Go through the entries below and collect each line with the string "bytowa" in it.

[Source records]
— START —

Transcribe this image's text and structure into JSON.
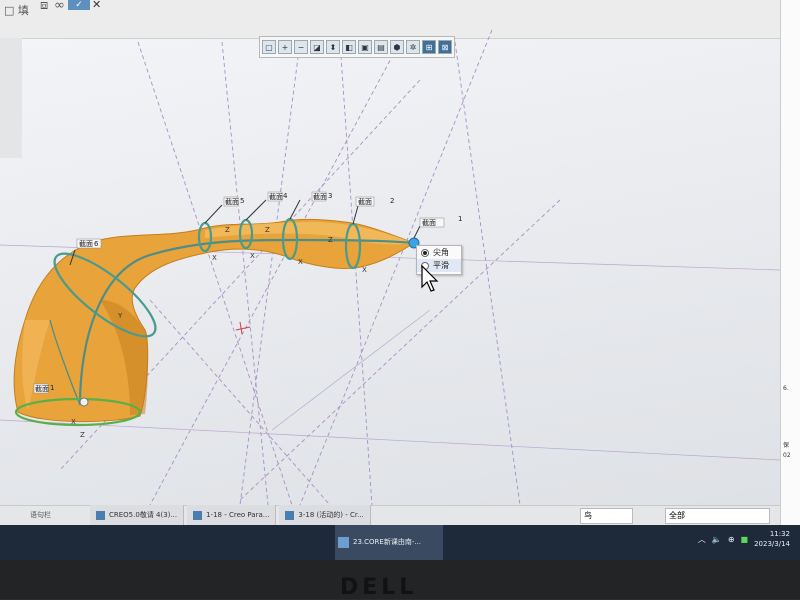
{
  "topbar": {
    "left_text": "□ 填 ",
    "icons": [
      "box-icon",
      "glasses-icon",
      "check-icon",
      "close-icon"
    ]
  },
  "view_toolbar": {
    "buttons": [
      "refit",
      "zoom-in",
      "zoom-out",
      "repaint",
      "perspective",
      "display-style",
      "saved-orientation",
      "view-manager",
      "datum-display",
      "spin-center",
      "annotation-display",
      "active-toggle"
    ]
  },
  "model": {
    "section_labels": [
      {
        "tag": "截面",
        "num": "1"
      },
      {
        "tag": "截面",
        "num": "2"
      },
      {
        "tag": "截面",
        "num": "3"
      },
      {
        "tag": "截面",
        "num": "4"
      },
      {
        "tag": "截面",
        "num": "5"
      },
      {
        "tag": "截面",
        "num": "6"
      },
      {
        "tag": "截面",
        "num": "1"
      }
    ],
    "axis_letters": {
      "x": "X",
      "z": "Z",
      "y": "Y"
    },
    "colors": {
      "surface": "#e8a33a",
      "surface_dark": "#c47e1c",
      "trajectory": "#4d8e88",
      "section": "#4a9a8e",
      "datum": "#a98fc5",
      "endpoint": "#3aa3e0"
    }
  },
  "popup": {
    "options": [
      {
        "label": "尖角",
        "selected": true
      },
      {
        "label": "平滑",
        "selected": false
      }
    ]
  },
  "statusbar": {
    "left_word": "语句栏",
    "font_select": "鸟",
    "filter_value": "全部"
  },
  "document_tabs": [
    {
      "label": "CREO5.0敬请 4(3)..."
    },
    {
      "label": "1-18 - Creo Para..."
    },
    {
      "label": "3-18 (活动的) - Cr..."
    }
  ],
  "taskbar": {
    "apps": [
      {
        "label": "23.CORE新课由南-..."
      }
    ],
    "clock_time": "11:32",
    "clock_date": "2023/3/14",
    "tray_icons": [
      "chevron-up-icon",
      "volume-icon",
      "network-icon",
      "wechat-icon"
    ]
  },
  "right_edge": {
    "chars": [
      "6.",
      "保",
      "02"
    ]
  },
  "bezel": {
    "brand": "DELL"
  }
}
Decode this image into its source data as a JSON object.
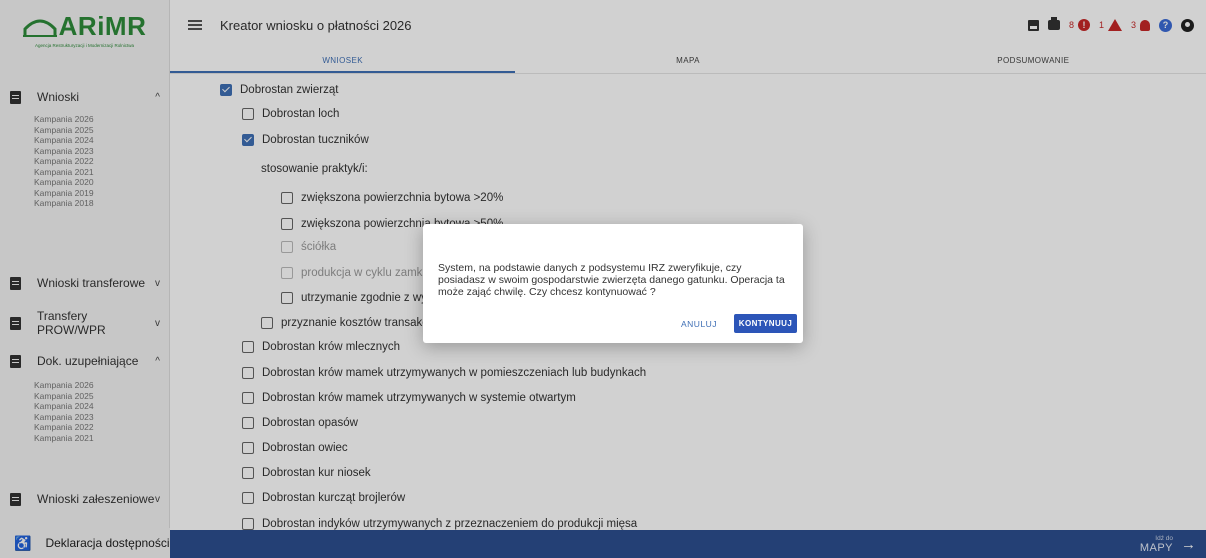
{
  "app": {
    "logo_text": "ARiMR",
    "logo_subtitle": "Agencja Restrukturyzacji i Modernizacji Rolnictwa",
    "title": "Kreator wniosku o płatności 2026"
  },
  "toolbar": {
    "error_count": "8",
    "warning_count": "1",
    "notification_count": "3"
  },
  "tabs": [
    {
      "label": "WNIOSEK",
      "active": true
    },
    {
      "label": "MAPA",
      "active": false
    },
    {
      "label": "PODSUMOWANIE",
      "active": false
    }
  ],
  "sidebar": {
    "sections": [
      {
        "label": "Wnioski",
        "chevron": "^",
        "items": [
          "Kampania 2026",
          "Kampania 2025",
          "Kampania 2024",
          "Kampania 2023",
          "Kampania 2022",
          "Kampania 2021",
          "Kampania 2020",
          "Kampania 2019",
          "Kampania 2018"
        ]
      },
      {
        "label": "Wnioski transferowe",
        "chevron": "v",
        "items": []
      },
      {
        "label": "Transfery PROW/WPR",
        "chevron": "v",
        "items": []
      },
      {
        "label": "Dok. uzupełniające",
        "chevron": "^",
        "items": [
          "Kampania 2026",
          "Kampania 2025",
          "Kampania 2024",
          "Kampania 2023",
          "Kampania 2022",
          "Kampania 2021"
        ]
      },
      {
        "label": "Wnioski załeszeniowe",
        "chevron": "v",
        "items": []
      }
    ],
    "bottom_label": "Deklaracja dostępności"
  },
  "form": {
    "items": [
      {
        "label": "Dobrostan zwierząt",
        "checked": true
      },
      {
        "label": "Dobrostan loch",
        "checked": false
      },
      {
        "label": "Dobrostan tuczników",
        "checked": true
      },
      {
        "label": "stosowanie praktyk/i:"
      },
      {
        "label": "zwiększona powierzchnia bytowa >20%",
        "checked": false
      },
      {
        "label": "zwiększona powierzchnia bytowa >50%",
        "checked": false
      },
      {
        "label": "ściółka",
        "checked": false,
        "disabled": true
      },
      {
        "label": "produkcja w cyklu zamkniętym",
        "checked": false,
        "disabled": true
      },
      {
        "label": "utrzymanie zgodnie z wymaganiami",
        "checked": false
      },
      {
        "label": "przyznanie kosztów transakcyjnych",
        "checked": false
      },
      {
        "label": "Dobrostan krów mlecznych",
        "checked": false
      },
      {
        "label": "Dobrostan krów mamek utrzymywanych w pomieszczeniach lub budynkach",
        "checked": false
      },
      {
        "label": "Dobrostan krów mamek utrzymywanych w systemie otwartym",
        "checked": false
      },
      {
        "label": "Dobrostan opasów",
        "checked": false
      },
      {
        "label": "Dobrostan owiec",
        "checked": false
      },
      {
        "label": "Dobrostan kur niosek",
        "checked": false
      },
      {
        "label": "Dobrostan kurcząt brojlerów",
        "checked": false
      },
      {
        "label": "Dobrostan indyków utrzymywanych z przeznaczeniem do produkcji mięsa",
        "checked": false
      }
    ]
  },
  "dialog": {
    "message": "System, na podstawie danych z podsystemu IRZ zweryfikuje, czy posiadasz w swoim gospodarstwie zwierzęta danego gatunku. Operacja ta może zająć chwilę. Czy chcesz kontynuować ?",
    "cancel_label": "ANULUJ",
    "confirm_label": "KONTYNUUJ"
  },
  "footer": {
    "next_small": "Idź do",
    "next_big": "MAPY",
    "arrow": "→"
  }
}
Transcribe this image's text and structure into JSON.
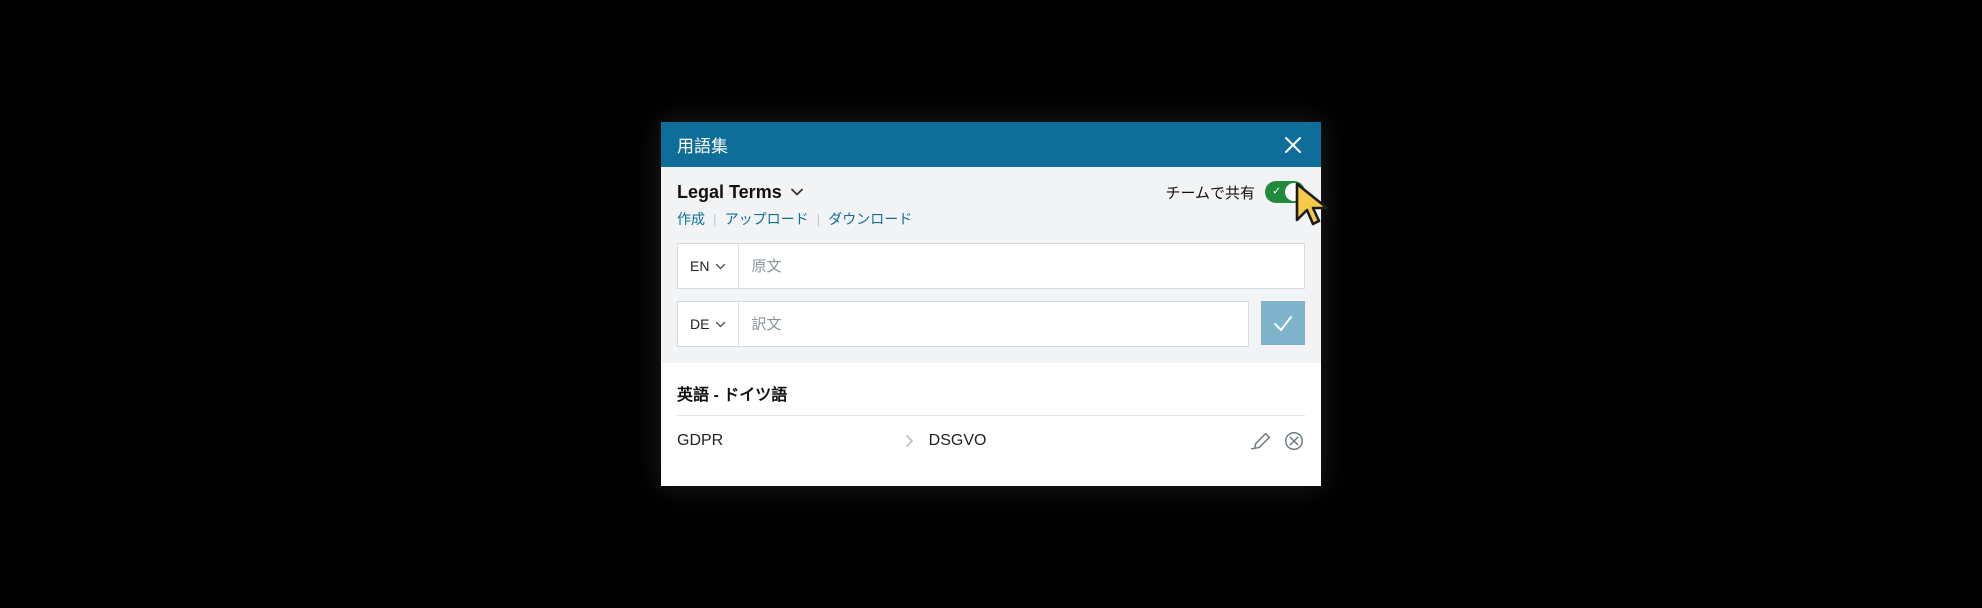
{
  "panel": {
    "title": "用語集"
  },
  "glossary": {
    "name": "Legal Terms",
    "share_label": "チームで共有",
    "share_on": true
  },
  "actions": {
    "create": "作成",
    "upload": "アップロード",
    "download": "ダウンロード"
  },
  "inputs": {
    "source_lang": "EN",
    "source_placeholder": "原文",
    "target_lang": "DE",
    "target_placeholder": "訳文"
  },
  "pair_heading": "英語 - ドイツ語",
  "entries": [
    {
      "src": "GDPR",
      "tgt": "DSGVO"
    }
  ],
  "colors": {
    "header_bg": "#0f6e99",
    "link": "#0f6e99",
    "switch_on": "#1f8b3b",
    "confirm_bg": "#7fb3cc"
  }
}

— END —

## Response to the task
        "label": "zwiększona powierzchnia bytowa >20%",
        "label": "zwiększona powierzchnia bytowa >50%",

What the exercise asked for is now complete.